* START Extracted data *

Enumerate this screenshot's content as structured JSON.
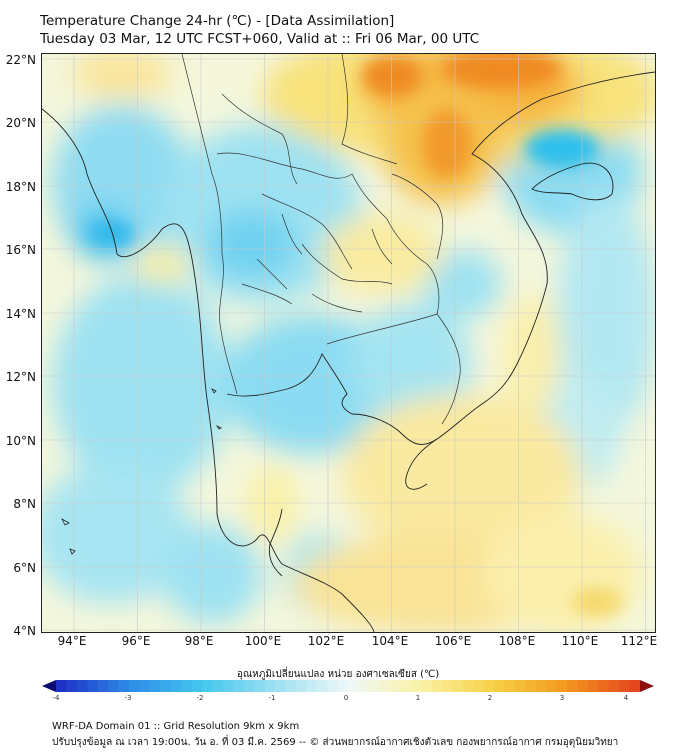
{
  "title_line1": "Temperature Change 24-hr (℃) - [Data Assimilation]",
  "title_line2": "Tuesday 03 Mar, 12 UTC FCST+060, Valid at :: Fri 06 Mar, 00 UTC",
  "lat_labels": [
    "22°N",
    "20°N",
    "18°N",
    "16°N",
    "14°N",
    "12°N",
    "10°N",
    "8°N",
    "6°N",
    "4°N"
  ],
  "lon_labels": [
    "94°E",
    "96°E",
    "98°E",
    "100°E",
    "102°E",
    "104°E",
    "106°E",
    "108°E",
    "110°E",
    "112°E"
  ],
  "colorbar": {
    "title": "อุณหภูมิเปลี่ยนแปลง หน่วย องศาเซลเซียส (℃)",
    "labels": [
      "-4",
      "-3",
      "-2",
      "-1",
      "0",
      "1",
      "2",
      "3",
      "4"
    ],
    "colors": [
      "#0a0a6e",
      "#1e32c8",
      "#2f8fe8",
      "#46c8ee",
      "#9fe1f2",
      "#eef8f8",
      "#faf2a6",
      "#f7d24a",
      "#f39b20",
      "#e4461e",
      "#8a0c0c"
    ]
  },
  "footer_line1": "WRF-DA Domain 01 :: Grid Resolution 9km x 9km",
  "footer_line2": "ปรับปรุงข้อมูล ณ เวลา 19:00น. วัน อ. ที่ 03 มี.ค. 2569 -- © ส่วนพยากรณ์อากาศเชิงตัวเลข กองพยากรณ์อากาศ กรมอุตุนิยมวิทยา"
}
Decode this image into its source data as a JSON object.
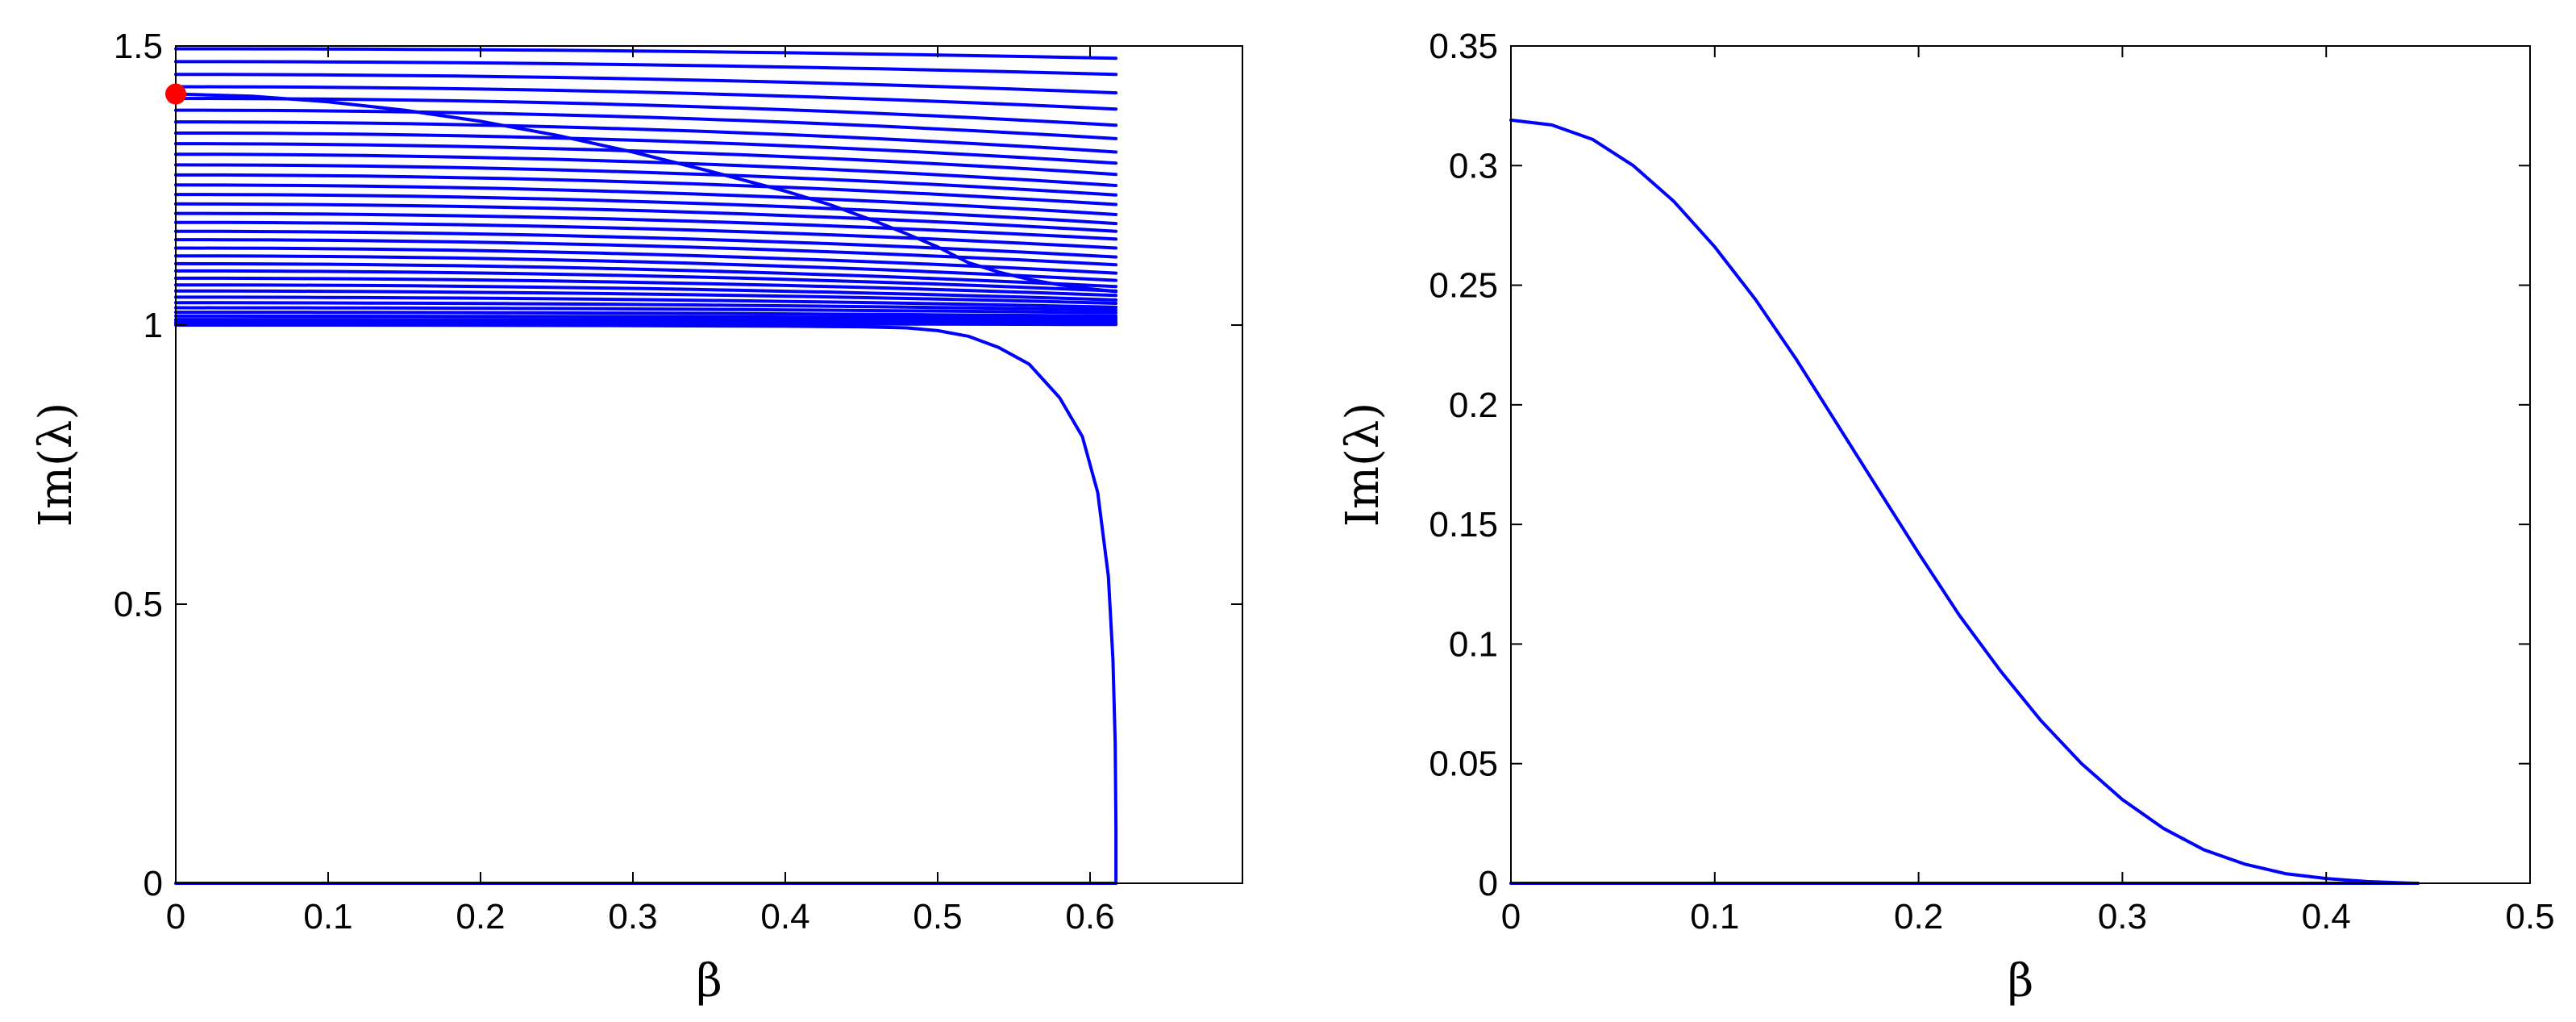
{
  "colors": {
    "line": "#0000ff",
    "marker": "#ff0000",
    "axis": "#000000",
    "background": "#ffffff"
  },
  "chart_data": [
    {
      "type": "line",
      "xlabel": "β",
      "ylabel": "Im(λ)",
      "xlim": [
        0,
        0.7
      ],
      "ylim": [
        0,
        1.5
      ],
      "xticks": [
        0,
        0.1,
        0.2,
        0.3,
        0.4,
        0.5,
        0.6
      ],
      "xtick_labels": [
        "0",
        "0.1",
        "0.2",
        "0.3",
        "0.4",
        "0.5",
        "0.6"
      ],
      "yticks": [
        0,
        0.5,
        1,
        1.5
      ],
      "ytick_labels": [
        "0",
        "0.5",
        "1",
        "1.5"
      ],
      "grid": false,
      "band_lines": {
        "x_range": [
          0,
          0.617
        ],
        "start_values": [
          1.495,
          1.472,
          1.449,
          1.427,
          1.406,
          1.385,
          1.364,
          1.344,
          1.325,
          1.306,
          1.287,
          1.269,
          1.251,
          1.234,
          1.217,
          1.2,
          1.184,
          1.168,
          1.153,
          1.138,
          1.124,
          1.11,
          1.097,
          1.084,
          1.072,
          1.061,
          1.05,
          1.04,
          1.031,
          1.023,
          1.016,
          1.01,
          1.006,
          1.003
        ],
        "end_values": [
          1.478,
          1.449,
          1.416,
          1.387,
          1.358,
          1.334,
          1.31,
          1.29,
          1.27,
          1.25,
          1.233,
          1.216,
          1.198,
          1.182,
          1.168,
          1.154,
          1.138,
          1.122,
          1.108,
          1.093,
          1.08,
          1.069,
          1.061,
          1.053,
          1.045,
          1.039,
          1.032,
          1.027,
          1.022,
          1.016,
          1.012,
          1.008,
          1.004,
          1.001
        ]
      },
      "series": [
        {
          "x": [
            0,
            0.05,
            0.1,
            0.15,
            0.2,
            0.25,
            0.3,
            0.35,
            0.4,
            0.43,
            0.46,
            0.48,
            0.5,
            0.52,
            0.54,
            0.56,
            0.58,
            0.6,
            0.617
          ],
          "values": [
            1.414,
            1.41,
            1.4,
            1.385,
            1.365,
            1.34,
            1.31,
            1.276,
            1.24,
            1.215,
            1.185,
            1.163,
            1.14,
            1.112,
            1.095,
            1.082,
            1.072,
            1.065,
            1.06
          ]
        },
        {
          "x": [
            0,
            0.1,
            0.2,
            0.3,
            0.4,
            0.45,
            0.48,
            0.5,
            0.52,
            0.54,
            0.56,
            0.58,
            0.595,
            0.605,
            0.612,
            0.615,
            0.6165,
            0.617,
            0.617
          ],
          "values": [
            1.0,
            1.0,
            0.9995,
            0.999,
            0.998,
            0.997,
            0.995,
            0.99,
            0.98,
            0.96,
            0.93,
            0.87,
            0.8,
            0.7,
            0.55,
            0.4,
            0.25,
            0.1,
            0.0
          ]
        },
        {
          "x": [
            0,
            0.617
          ],
          "values": [
            0,
            0
          ]
        }
      ],
      "markers": [
        {
          "x": 0,
          "y": 1.414
        }
      ]
    },
    {
      "type": "line",
      "xlabel": "β",
      "ylabel": "Im(λ)",
      "xlim": [
        0,
        0.5
      ],
      "ylim": [
        0,
        0.35
      ],
      "xticks": [
        0,
        0.1,
        0.2,
        0.3,
        0.4,
        0.5
      ],
      "xtick_labels": [
        "0",
        "0.1",
        "0.2",
        "0.3",
        "0.4",
        "0.5"
      ],
      "yticks": [
        0,
        0.05,
        0.1,
        0.15,
        0.2,
        0.25,
        0.3,
        0.35
      ],
      "ytick_labels": [
        "0",
        "0.05",
        "0.1",
        "0.15",
        "0.2",
        "0.25",
        "0.3",
        "0.35"
      ],
      "grid": false,
      "series": [
        {
          "x": [
            0,
            0.02,
            0.04,
            0.06,
            0.08,
            0.1,
            0.12,
            0.14,
            0.16,
            0.18,
            0.2,
            0.22,
            0.24,
            0.26,
            0.28,
            0.3,
            0.32,
            0.34,
            0.36,
            0.38,
            0.4,
            0.42,
            0.44,
            0.445
          ],
          "values": [
            0.319,
            0.317,
            0.311,
            0.3,
            0.285,
            0.266,
            0.244,
            0.219,
            0.192,
            0.165,
            0.138,
            0.112,
            0.089,
            0.068,
            0.05,
            0.035,
            0.023,
            0.014,
            0.008,
            0.004,
            0.002,
            0.0007,
            0.0001,
            0.0
          ]
        },
        {
          "x": [
            0,
            0.445
          ],
          "values": [
            0,
            0
          ]
        }
      ]
    }
  ]
}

* END Extracted data *

Stated problem:
Using the material above, return every line exactly as it appears, minus the pictures.

Complete answer:
Enumerate this screenshot's content as structured JSON.
{
  "title_line1": "Temperature Change 24-hr (℃) - [Data Assimilation]",
  "title_line2": "Tuesday 03 Mar, 12 UTC FCST+060, Valid at :: Fri 06 Mar, 00 UTC",
  "lat_labels": [
    "22°N",
    "20°N",
    "18°N",
    "16°N",
    "14°N",
    "12°N",
    "10°N",
    "8°N",
    "6°N",
    "4°N"
  ],
  "lon_labels": [
    "94°E",
    "96°E",
    "98°E",
    "100°E",
    "102°E",
    "104°E",
    "106°E",
    "108°E",
    "110°E",
    "112°E"
  ],
  "colorbar": {
    "title": "อุณหภูมิเปลี่ยนแปลง หน่วย องศาเซลเซียส (℃)",
    "labels": [
      "-4",
      "-3",
      "-2",
      "-1",
      "0",
      "1",
      "2",
      "3",
      "4"
    ],
    "colors": [
      "#0a0a6e",
      "#1e32c8",
      "#2f8fe8",
      "#46c8ee",
      "#9fe1f2",
      "#eef8f8",
      "#faf2a6",
      "#f7d24a",
      "#f39b20",
      "#e4461e",
      "#8a0c0c"
    ]
  },
  "footer_line1": "WRF-DA Domain 01 :: Grid Resolution 9km x 9km",
  "footer_line2": "ปรับปรุงข้อมูล ณ เวลา 19:00น. วัน อ. ที่ 03 มี.ค. 2569 -- © ส่วนพยากรณ์อากาศเชิงตัวเลข กองพยากรณ์อากาศ กรมอุตุนิยมวิทยา"
}
Decode this image into its source data as a JSON object.
{
  "colors": {
    "line": "#0000ff",
    "marker": "#ff0000",
    "axis": "#000000",
    "background": "#ffffff"
  },
  "chart_data": [
    {
      "type": "line",
      "xlabel": "β",
      "ylabel": "Im(λ)",
      "xlim": [
        0,
        0.7
      ],
      "ylim": [
        0,
        1.5
      ],
      "xticks": [
        0,
        0.1,
        0.2,
        0.3,
        0.4,
        0.5,
        0.6
      ],
      "xtick_labels": [
        "0",
        "0.1",
        "0.2",
        "0.3",
        "0.4",
        "0.5",
        "0.6"
      ],
      "yticks": [
        0,
        0.5,
        1,
        1.5
      ],
      "ytick_labels": [
        "0",
        "0.5",
        "1",
        "1.5"
      ],
      "grid": false,
      "band_lines": {
        "x_range": [
          0,
          0.617
        ],
        "start_values": [
          1.495,
          1.472,
          1.449,
          1.427,
          1.406,
          1.385,
          1.364,
          1.344,
          1.325,
          1.306,
          1.287,
          1.269,
          1.251,
          1.234,
          1.217,
          1.2,
          1.184,
          1.168,
          1.153,
          1.138,
          1.124,
          1.11,
          1.097,
          1.084,
          1.072,
          1.061,
          1.05,
          1.04,
          1.031,
          1.023,
          1.016,
          1.01,
          1.006,
          1.003
        ],
        "end_values": [
          1.478,
          1.449,
          1.416,
          1.387,
          1.358,
          1.334,
          1.31,
          1.29,
          1.27,
          1.25,
          1.233,
          1.216,
          1.198,
          1.182,
          1.168,
          1.154,
          1.138,
          1.122,
          1.108,
          1.093,
          1.08,
          1.069,
          1.061,
          1.053,
          1.045,
          1.039,
          1.032,
          1.027,
          1.022,
          1.016,
          1.012,
          1.008,
          1.004,
          1.001
        ]
      },
      "series": [
        {
          "x": [
            0,
            0.05,
            0.1,
            0.15,
            0.2,
            0.25,
            0.3,
            0.35,
            0.4,
            0.43,
            0.46,
            0.48,
            0.5,
            0.52,
            0.54,
            0.56,
            0.58,
            0.6,
            0.617
          ],
          "values": [
            1.414,
            1.41,
            1.4,
            1.385,
            1.365,
            1.34,
            1.31,
            1.276,
            1.24,
            1.215,
            1.185,
            1.163,
            1.14,
            1.112,
            1.095,
            1.082,
            1.072,
            1.065,
            1.06
          ]
        },
        {
          "x": [
            0,
            0.1,
            0.2,
            0.3,
            0.4,
            0.45,
            0.48,
            0.5,
            0.52,
            0.54,
            0.56,
            0.58,
            0.595,
            0.605,
            0.612,
            0.615,
            0.6165,
            0.617,
            0.617
          ],
          "values": [
            1.0,
            1.0,
            0.9995,
            0.999,
            0.998,
            0.997,
            0.995,
            0.99,
            0.98,
            0.96,
            0.93,
            0.87,
            0.8,
            0.7,
            0.55,
            0.4,
            0.25,
            0.1,
            0.0
          ]
        },
        {
          "x": [
            0,
            0.617
          ],
          "values": [
            0,
            0
          ]
        }
      ],
      "markers": [
        {
          "x": 0,
          "y": 1.414
        }
      ]
    },
    {
      "type": "line",
      "xlabel": "β",
      "ylabel": "Im(λ)",
      "xlim": [
        0,
        0.5
      ],
      "ylim": [
        0,
        0.35
      ],
      "xticks": [
        0,
        0.1,
        0.2,
        0.3,
        0.4,
        0.5
      ],
      "xtick_labels": [
        "0",
        "0.1",
        "0.2",
        "0.3",
        "0.4",
        "0.5"
      ],
      "yticks": [
        0,
        0.05,
        0.1,
        0.15,
        0.2,
        0.25,
        0.3,
        0.35
      ],
      "ytick_labels": [
        "0",
        "0.05",
        "0.1",
        "0.15",
        "0.2",
        "0.25",
        "0.3",
        "0.35"
      ],
      "grid": false,
      "series": [
        {
          "x": [
            0,
            0.02,
            0.04,
            0.06,
            0.08,
            0.1,
            0.12,
            0.14,
            0.16,
            0.18,
            0.2,
            0.22,
            0.24,
            0.26,
            0.28,
            0.3,
            0.32,
            0.34,
            0.36,
            0.38,
            0.4,
            0.42,
            0.44,
            0.445
          ],
          "values": [
            0.319,
            0.317,
            0.311,
            0.3,
            0.285,
            0.266,
            0.244,
            0.219,
            0.192,
            0.165,
            0.138,
            0.112,
            0.089,
            0.068,
            0.05,
            0.035,
            0.023,
            0.014,
            0.008,
            0.004,
            0.002,
            0.0007,
            0.0001,
            0.0
          ]
        },
        {
          "x": [
            0,
            0.445
          ],
          "values": [
            0,
            0
          ]
        }
      ]
    }
  ]
}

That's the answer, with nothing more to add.